* [What is required] Would you retype all of these records exactly?

* [Data supplied]
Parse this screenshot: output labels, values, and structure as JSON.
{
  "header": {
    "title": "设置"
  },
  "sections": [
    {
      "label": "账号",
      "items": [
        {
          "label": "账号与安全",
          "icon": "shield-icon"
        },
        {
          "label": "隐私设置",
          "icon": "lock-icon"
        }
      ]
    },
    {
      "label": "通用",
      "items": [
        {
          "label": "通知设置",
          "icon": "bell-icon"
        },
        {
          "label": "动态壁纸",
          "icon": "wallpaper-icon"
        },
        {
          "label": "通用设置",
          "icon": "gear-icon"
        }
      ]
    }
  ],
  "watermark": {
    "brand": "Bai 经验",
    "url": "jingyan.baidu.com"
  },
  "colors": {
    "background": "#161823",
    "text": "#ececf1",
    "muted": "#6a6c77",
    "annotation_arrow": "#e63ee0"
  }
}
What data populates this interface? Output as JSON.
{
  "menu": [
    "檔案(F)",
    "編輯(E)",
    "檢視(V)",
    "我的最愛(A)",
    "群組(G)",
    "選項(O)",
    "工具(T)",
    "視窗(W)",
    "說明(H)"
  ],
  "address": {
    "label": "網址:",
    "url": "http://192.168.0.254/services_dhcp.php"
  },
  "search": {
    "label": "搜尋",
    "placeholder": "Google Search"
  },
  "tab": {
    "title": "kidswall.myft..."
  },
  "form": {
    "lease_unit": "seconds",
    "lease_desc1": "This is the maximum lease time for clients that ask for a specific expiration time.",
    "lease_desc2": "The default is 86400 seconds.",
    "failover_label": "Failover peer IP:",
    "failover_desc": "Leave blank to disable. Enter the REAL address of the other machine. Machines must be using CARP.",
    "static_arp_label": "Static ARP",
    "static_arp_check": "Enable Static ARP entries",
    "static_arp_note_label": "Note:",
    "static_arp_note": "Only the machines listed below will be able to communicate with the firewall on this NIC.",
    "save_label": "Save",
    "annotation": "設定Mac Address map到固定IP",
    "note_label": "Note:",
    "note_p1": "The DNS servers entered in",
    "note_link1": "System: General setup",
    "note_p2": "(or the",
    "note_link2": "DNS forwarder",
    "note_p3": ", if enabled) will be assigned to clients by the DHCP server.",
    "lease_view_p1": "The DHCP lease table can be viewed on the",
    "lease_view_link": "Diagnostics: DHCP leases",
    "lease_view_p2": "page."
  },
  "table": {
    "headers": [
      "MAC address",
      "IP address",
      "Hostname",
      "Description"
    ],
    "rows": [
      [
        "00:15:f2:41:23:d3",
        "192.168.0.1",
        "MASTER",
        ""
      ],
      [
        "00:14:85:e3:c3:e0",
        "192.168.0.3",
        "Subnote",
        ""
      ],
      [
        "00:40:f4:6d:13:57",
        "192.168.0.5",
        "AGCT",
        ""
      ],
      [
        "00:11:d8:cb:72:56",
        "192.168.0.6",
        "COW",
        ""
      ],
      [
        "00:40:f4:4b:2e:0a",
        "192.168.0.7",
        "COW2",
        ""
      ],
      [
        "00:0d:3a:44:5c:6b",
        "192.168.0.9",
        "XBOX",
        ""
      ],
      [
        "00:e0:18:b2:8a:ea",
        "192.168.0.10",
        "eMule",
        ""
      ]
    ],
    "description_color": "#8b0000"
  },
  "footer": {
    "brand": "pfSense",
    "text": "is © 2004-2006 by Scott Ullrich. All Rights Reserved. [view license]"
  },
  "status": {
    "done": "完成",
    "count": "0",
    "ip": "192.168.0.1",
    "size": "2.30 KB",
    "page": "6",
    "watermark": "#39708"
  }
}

* [The answer]
Parse this screenshot: output labels, values, and structure as JSON.
{
  "header": {
    "title": "设置"
  },
  "sections": [
    {
      "label": "账号",
      "items": [
        {
          "label": "账号与安全",
          "icon": "shield-icon"
        },
        {
          "label": "隐私设置",
          "icon": "lock-icon"
        }
      ]
    },
    {
      "label": "通用",
      "items": [
        {
          "label": "通知设置",
          "icon": "bell-icon"
        },
        {
          "label": "动态壁纸",
          "icon": "wallpaper-icon"
        },
        {
          "label": "通用设置",
          "icon": "gear-icon"
        }
      ]
    }
  ],
  "watermark": {
    "brand": "Bai 经验",
    "url": "jingyan.baidu.com"
  },
  "colors": {
    "background": "#161823",
    "text": "#ececf1",
    "muted": "#6a6c77",
    "annotation_arrow": "#e63ee0"
  }
}
What data populates this interface? Output as JSON.
{
  "menu": [
    "檔案(F)",
    "編輯(E)",
    "檢視(V)",
    "我的最愛(A)",
    "群組(G)",
    "選項(O)",
    "工具(T)",
    "視窗(W)",
    "說明(H)"
  ],
  "address": {
    "label": "網址:",
    "url": "http://192.168.0.254/services_dhcp.php"
  },
  "search": {
    "label": "搜尋",
    "placeholder": "Google Search"
  },
  "tab": {
    "title": "kidswall.myft..."
  },
  "form": {
    "lease_unit": "seconds",
    "lease_desc1": "This is the maximum lease time for clients that ask for a specific expiration time.",
    "lease_desc2": "The default is 86400 seconds.",
    "failover_label": "Failover peer IP:",
    "failover_desc": "Leave blank to disable. Enter the REAL address of the other machine. Machines must be using CARP.",
    "static_arp_label": "Static ARP",
    "static_arp_check": "Enable Static ARP entries",
    "static_arp_note_label": "Note:",
    "static_arp_note": "Only the machines listed below will be able to communicate with the firewall on this NIC.",
    "save_label": "Save",
    "annotation": "設定Mac Address map到固定IP",
    "note_label": "Note:",
    "note_p1": "The DNS servers entered in",
    "note_link1": "System: General setup",
    "note_p2": "(or the",
    "note_link2": "DNS forwarder",
    "note_p3": ", if enabled) will be assigned to clients by the DHCP server.",
    "lease_view_p1": "The DHCP lease table can be viewed on the",
    "lease_view_link": "Diagnostics: DHCP leases",
    "lease_view_p2": "page."
  },
  "table": {
    "headers": [
      "MAC address",
      "IP address",
      "Hostname",
      "Description"
    ],
    "rows": [
      [
        "00:15:f2:41:23:d3",
        "192.168.0.1",
        "MASTER",
        ""
      ],
      [
        "00:14:85:e3:c3:e0",
        "192.168.0.3",
        "Subnote",
        ""
      ],
      [
        "00:40:f4:6d:13:57",
        "192.168.0.5",
        "AGCT",
        ""
      ],
      [
        "00:11:d8:cb:72:56",
        "192.168.0.6",
        "COW",
        ""
      ],
      [
        "00:40:f4:4b:2e:0a",
        "192.168.0.7",
        "COW2",
        ""
      ],
      [
        "00:0d:3a:44:5c:6b",
        "192.168.0.9",
        "XBOX",
        ""
      ],
      [
        "00:e0:18:b2:8a:ea",
        "192.168.0.10",
        "eMule",
        ""
      ]
    ],
    "description_color": "#8b0000"
  },
  "footer": {
    "brand": "pfSense",
    "text": "is © 2004-2006 by Scott Ullrich. All Rights Reserved. [view license]"
  },
  "status": {
    "done": "完成",
    "count": "0",
    "ip": "192.168.0.1",
    "size": "2.30 KB",
    "page": "6",
    "watermark": "#39708"
  }
}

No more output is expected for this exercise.